| Goal A |
In the Caterpillar earnings note, reproduce the passage between "Investors do not" and "a cost problem.", inclusive, switching each "cost" to "expense".

| Text provided |
This note was originally published October 17, 2013 at 18:49 in Industrials
Editor’s Note: Shares of Caterpillar (CAT) are getting bulldozed around 6% today after a weak earnings report. Take a look at this earning preview note from last week where Hedgeye Industrials Sector Head Jay Van Sciver predicted this. Jay’s been out front, trumpeting CAT as a top short idea since the middle of 2012 when he joined the firm.
Investors do not seem very negative on the outlook for CAT’s 3Q earnings for an odd reason. They tend to think that everyone else thinks that CAT will miss, limiting the relevance. Investors are also looking for an announcement on structural cost actions at Resource Industries, which may cloud the 2H outlook. Our view is that CAT has an end-market demand problem, not a cost problem.
CAT is also expected to issue preliminary sales and revenue guidance for 2014. Many expect that it will be the Industrials guide of the quarter. We think not – few analysts take guidance from CAT seriously anymore. Remember “steady as she goes” for the 2013 outlook given in 3Q 2012? Sales and revenues were supposed to be “roughly the same as 2012, in a band of about plus-or-minus 5%.” Recall that 1Q 2013 sales and revenue were actually down 17.3%. Following some short-term reaction, the market is likely to take a 2014 outlook with an excavator full of salt.

Rows from a dataset
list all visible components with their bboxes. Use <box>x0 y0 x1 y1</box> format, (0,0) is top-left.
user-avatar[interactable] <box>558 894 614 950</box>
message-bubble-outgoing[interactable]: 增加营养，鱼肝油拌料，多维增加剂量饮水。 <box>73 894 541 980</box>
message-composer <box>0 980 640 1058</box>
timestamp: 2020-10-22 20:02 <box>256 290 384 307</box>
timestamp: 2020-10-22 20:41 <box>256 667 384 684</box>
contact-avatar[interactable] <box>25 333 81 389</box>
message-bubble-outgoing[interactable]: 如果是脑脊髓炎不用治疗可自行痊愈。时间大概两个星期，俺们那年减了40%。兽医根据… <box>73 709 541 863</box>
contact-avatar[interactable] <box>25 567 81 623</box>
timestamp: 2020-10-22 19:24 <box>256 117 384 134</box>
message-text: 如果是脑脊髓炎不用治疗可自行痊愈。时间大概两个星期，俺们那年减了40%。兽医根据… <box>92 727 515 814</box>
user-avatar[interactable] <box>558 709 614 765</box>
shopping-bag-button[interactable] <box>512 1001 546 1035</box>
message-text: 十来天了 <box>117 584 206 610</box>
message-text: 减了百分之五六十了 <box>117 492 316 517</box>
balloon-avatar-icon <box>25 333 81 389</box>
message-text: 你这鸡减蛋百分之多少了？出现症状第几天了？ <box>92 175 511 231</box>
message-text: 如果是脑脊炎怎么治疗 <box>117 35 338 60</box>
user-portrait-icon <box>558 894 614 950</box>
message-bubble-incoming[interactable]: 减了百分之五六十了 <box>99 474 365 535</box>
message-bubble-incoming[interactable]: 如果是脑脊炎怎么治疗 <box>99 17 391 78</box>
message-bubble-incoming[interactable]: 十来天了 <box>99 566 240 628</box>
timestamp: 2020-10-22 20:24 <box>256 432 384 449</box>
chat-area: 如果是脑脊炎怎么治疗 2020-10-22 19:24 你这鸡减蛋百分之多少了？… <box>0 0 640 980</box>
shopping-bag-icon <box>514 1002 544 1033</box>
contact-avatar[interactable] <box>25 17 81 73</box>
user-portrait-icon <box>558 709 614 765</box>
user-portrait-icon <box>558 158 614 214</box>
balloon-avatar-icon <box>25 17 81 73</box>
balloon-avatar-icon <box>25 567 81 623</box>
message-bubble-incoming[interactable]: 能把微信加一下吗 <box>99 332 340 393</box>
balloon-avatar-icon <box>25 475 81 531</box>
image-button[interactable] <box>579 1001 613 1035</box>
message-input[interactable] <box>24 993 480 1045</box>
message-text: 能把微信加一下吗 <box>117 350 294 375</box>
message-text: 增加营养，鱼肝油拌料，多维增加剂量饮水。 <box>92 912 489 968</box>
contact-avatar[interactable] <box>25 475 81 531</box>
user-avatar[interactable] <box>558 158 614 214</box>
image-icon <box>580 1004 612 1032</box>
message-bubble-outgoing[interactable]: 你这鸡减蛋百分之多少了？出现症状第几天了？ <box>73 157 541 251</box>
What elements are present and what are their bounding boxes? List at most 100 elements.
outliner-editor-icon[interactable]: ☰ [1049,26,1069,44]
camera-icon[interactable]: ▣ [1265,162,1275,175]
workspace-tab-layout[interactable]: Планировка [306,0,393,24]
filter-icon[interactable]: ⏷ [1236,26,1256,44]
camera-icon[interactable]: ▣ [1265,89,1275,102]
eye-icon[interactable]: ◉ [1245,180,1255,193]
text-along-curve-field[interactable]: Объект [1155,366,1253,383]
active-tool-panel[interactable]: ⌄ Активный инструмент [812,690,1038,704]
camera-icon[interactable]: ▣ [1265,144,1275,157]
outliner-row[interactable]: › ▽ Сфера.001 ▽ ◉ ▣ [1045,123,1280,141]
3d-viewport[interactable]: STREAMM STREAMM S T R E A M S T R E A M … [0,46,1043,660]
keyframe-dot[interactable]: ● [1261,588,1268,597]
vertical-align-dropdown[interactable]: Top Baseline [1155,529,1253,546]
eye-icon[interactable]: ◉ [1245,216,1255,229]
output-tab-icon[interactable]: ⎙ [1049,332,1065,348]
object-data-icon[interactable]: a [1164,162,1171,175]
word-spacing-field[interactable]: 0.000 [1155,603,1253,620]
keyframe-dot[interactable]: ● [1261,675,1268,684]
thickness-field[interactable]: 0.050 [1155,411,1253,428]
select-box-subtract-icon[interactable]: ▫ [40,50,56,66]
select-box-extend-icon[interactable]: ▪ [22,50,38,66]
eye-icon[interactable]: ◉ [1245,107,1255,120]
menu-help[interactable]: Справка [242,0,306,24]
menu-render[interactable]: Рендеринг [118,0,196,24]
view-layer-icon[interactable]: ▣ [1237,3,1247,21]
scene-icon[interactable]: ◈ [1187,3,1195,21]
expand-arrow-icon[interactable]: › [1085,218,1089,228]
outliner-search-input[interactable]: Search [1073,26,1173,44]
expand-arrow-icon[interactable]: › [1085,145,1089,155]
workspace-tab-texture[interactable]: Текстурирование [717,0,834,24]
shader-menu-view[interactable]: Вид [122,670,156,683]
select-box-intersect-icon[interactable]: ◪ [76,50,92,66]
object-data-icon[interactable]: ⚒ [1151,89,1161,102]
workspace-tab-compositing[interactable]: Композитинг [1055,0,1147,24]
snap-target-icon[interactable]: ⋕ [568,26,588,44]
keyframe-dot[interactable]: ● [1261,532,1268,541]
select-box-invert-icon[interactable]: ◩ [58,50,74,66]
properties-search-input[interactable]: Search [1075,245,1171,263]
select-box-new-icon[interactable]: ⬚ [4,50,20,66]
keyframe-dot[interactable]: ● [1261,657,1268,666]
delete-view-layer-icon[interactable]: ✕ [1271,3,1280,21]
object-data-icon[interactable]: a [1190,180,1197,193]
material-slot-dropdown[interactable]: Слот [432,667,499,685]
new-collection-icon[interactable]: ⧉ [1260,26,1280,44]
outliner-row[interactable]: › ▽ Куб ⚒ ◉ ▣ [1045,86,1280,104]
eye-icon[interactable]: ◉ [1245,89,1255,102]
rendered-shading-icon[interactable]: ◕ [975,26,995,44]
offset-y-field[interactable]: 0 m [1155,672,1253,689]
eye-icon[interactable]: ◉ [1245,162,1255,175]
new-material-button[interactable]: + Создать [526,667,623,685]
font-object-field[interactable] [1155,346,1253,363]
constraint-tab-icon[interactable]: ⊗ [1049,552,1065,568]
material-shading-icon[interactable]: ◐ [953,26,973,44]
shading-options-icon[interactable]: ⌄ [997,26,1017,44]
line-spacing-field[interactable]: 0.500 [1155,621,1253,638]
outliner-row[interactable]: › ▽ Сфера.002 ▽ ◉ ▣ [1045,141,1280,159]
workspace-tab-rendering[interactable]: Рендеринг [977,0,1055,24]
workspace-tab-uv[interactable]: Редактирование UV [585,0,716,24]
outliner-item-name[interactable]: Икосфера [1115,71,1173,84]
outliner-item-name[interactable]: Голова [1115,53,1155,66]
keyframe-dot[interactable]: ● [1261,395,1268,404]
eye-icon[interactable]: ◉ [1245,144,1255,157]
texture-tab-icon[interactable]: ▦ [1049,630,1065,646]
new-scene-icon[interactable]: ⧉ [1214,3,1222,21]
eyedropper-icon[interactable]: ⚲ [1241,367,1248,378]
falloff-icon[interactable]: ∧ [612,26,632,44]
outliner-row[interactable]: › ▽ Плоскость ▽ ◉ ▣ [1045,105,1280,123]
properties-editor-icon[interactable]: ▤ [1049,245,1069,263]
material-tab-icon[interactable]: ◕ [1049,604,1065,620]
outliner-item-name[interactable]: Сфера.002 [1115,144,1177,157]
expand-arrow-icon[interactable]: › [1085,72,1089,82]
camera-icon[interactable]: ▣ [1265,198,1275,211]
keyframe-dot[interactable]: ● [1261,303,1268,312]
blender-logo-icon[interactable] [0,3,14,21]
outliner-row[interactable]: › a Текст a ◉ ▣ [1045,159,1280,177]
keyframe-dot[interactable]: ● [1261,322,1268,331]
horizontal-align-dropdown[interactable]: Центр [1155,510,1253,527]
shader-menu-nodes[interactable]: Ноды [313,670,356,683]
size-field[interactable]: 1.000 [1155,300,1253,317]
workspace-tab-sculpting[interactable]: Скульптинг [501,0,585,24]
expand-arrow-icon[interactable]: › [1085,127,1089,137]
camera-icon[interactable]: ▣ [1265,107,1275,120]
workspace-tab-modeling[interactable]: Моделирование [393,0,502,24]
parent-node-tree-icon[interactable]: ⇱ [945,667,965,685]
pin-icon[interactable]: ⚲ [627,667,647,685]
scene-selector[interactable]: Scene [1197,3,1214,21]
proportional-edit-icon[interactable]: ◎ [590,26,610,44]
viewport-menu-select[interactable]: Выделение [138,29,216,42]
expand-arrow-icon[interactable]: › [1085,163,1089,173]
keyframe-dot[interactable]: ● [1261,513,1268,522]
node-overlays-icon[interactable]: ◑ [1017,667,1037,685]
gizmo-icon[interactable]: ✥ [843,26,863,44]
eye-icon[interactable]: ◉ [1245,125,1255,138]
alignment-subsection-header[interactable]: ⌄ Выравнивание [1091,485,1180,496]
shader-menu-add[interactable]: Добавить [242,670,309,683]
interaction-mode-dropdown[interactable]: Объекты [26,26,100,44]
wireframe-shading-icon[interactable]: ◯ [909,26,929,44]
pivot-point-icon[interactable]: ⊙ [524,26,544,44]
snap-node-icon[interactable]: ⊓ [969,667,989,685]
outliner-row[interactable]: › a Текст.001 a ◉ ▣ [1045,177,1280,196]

| Goal B |
Return the entries without any change, from their first line through the line holding "message-text: 你这鸡减蛋百分之多少了？出现症状第几天了？ <box>92", inclusive.

| Finished answer A |
Investors do not seem very negative on the outlook for CAT’s 3Q earnings for an odd reason. They tend to think that everyone else thinks that CAT will miss, limiting the relevance. Investors are also looking for an announcement on structural expense actions at Resource Industries, which may cloud the 2H outlook. Our view is that CAT has an end-market demand problem, not a expense problem.

| Finished answer B |
list all visible components with their bboxes. Use <box>x0 y0 x1 y1</box> format, (0,0) is top-left.
user-avatar[interactable] <box>558 894 614 950</box>
message-bubble-outgoing[interactable]: 增加营养，鱼肝油拌料，多维增加剂量饮水。 <box>73 894 541 980</box>
message-composer <box>0 980 640 1058</box>
timestamp: 2020-10-22 20:02 <box>256 290 384 307</box>
timestamp: 2020-10-22 20:41 <box>256 667 384 684</box>
contact-avatar[interactable] <box>25 333 81 389</box>
message-bubble-outgoing[interactable]: 如果是脑脊髓炎不用治疗可自行痊愈。时间大概两个星期，俺们那年减了40%。兽医根据… <box>73 709 541 863</box>
contact-avatar[interactable] <box>25 567 81 623</box>
timestamp: 2020-10-22 19:24 <box>256 117 384 134</box>
message-text: 如果是脑脊髓炎不用治疗可自行痊愈。时间大概两个星期，俺们那年减了40%。兽医根据… <box>92 727 515 814</box>
user-avatar[interactable] <box>558 709 614 765</box>
shopping-bag-button[interactable] <box>512 1001 546 1035</box>
message-text: 十来天了 <box>117 584 206 610</box>
message-text: 减了百分之五六十了 <box>117 492 316 517</box>
balloon-avatar-icon <box>25 333 81 389</box>
message-text: 你这鸡减蛋百分之多少了？出现症状第几天了？ <box>92 175 511 231</box>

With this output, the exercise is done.